Records about charts and figures
BEGIN
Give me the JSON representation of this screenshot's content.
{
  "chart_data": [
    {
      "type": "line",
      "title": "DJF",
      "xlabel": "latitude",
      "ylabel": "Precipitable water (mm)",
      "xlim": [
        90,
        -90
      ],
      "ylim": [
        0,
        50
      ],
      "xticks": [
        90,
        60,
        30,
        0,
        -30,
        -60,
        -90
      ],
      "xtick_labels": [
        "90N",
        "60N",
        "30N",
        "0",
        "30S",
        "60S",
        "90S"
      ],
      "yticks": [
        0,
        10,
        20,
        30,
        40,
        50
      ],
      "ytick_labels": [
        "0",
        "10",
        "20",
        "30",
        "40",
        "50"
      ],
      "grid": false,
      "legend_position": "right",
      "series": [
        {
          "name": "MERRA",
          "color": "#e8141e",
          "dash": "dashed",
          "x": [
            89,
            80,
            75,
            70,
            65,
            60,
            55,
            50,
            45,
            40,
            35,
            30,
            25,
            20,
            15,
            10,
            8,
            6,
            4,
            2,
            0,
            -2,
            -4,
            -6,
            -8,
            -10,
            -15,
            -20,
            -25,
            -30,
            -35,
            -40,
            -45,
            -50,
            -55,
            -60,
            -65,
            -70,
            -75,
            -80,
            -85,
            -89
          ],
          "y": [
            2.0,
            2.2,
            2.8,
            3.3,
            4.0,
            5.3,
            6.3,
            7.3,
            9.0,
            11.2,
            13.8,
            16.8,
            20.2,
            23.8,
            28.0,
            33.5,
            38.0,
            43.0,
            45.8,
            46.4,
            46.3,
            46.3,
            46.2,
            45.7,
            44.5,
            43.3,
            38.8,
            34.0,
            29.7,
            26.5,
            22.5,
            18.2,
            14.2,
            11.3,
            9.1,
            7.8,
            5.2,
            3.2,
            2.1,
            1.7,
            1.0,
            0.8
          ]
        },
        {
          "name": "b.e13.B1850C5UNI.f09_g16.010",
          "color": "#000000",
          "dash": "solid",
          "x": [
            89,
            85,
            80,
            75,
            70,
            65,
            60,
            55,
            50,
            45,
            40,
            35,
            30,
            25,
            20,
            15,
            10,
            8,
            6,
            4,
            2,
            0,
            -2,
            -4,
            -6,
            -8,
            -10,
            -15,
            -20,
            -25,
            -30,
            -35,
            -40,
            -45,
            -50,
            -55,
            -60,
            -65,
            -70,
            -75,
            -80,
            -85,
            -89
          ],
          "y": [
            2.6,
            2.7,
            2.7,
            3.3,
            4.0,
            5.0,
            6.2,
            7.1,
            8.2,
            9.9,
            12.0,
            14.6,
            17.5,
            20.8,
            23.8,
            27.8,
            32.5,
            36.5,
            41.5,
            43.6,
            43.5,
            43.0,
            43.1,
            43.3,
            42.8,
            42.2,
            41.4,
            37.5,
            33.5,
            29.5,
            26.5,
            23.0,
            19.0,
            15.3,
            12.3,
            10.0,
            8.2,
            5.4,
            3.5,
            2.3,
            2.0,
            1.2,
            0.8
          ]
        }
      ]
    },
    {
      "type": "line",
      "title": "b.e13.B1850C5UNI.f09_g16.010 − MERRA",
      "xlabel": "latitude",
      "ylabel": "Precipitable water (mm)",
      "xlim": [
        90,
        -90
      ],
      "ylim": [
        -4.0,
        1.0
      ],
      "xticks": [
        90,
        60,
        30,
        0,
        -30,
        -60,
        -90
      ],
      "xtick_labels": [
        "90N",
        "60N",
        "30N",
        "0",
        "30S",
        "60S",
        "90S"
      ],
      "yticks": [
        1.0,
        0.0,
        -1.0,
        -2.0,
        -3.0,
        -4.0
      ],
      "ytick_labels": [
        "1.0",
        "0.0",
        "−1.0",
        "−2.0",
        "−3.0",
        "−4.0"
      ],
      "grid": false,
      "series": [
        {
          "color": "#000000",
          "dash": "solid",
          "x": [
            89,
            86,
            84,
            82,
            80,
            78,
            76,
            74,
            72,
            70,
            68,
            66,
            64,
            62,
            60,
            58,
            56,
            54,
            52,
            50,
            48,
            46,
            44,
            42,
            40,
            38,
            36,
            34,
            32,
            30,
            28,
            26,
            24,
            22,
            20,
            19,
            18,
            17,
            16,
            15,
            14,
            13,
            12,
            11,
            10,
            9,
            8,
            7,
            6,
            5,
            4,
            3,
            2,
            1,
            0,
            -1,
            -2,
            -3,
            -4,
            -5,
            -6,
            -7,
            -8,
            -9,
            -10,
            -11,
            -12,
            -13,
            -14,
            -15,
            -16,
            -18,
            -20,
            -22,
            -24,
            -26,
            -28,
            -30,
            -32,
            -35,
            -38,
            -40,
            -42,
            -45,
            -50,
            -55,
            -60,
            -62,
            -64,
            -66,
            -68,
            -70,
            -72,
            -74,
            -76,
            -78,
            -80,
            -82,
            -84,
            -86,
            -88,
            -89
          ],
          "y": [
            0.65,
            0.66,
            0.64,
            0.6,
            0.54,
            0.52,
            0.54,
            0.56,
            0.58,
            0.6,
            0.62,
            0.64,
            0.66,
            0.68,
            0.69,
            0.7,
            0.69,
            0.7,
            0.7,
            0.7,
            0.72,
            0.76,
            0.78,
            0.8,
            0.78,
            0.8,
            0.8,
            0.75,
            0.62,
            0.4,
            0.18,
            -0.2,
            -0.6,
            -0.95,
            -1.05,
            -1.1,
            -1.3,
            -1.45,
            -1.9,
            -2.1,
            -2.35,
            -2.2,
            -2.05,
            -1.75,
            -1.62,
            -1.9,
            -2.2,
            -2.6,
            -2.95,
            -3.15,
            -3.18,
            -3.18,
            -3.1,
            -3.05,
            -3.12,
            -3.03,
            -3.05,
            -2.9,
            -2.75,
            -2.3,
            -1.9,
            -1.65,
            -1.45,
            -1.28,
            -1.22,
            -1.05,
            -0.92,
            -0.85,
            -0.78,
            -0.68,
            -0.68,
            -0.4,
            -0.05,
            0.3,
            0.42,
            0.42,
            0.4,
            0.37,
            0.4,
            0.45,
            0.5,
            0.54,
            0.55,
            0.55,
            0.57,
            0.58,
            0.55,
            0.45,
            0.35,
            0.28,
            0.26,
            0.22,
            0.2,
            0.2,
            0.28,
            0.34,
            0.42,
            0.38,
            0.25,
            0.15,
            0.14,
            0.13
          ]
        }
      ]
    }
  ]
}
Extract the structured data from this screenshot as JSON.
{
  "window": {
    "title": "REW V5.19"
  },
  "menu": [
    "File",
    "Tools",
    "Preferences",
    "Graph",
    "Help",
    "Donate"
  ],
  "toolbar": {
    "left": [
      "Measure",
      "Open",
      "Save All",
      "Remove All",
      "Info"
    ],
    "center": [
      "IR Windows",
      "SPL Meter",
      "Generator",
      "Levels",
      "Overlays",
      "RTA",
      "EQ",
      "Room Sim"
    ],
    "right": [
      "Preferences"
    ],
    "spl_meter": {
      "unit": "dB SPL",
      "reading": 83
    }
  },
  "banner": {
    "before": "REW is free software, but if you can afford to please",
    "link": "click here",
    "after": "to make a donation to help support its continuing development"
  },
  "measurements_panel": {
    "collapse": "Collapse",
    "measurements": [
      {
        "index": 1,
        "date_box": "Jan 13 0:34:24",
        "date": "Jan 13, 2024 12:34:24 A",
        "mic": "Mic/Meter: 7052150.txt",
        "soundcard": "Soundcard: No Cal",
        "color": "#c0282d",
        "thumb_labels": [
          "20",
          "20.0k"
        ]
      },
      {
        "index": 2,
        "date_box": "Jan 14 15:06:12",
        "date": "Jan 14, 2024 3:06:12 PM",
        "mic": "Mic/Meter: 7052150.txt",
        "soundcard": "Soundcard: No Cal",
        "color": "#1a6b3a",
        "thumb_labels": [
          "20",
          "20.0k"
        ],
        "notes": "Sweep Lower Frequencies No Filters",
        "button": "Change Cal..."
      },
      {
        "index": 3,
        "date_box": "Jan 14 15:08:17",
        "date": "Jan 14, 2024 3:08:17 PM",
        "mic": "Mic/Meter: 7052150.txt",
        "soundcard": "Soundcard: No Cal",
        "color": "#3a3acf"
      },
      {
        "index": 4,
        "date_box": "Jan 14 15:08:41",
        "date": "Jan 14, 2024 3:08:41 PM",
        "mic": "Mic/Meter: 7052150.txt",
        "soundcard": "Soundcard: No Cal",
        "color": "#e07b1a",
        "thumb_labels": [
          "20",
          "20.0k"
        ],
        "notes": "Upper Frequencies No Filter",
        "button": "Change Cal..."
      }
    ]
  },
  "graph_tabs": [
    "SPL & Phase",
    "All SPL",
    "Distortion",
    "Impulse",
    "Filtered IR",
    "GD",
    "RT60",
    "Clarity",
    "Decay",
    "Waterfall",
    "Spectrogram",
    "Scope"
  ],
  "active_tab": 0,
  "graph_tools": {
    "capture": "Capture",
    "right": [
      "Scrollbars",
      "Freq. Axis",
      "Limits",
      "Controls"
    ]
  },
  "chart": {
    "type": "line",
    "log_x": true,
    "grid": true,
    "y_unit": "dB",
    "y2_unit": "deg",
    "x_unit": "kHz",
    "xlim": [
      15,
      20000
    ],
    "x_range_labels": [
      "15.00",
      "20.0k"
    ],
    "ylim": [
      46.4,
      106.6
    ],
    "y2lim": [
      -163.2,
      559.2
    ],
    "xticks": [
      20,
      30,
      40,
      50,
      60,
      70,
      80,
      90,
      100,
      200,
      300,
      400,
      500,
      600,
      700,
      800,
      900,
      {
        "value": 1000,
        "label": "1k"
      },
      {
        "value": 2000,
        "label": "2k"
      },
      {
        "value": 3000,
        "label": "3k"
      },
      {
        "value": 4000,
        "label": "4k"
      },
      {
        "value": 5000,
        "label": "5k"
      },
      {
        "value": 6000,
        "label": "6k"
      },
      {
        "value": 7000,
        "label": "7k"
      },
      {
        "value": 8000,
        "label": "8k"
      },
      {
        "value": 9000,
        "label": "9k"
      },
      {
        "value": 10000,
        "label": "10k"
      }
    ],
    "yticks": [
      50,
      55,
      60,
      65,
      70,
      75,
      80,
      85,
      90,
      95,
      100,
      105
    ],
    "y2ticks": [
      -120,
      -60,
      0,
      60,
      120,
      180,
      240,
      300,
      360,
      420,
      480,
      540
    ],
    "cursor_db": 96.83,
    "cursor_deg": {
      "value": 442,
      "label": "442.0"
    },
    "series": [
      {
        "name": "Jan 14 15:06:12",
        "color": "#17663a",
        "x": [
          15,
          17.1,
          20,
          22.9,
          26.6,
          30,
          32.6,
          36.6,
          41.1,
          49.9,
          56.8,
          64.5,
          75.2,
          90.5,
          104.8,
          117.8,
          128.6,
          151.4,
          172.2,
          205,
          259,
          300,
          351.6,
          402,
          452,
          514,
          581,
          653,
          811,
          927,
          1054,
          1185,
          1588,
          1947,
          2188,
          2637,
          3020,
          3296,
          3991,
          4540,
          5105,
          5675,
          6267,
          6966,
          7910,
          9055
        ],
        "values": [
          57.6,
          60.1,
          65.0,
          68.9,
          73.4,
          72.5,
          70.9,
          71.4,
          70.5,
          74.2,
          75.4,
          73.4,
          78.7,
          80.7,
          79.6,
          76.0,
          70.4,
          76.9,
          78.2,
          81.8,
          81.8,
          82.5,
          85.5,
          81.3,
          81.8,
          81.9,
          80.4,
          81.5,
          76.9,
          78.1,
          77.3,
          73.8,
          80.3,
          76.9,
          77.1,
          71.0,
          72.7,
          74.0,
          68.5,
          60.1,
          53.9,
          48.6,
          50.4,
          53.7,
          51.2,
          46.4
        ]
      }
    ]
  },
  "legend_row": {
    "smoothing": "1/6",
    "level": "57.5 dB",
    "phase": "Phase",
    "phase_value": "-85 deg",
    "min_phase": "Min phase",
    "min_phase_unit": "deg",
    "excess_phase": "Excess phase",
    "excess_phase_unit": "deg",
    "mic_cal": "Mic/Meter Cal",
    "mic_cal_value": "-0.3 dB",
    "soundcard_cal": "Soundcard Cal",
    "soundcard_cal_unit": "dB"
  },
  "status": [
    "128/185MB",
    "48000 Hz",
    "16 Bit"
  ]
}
END
Objective - Every line that holds the string "JSON" should be returned.

Task solution -
Give me the JSON representation of this screenshot's content.
Extract the structured data from this screenshot as JSON.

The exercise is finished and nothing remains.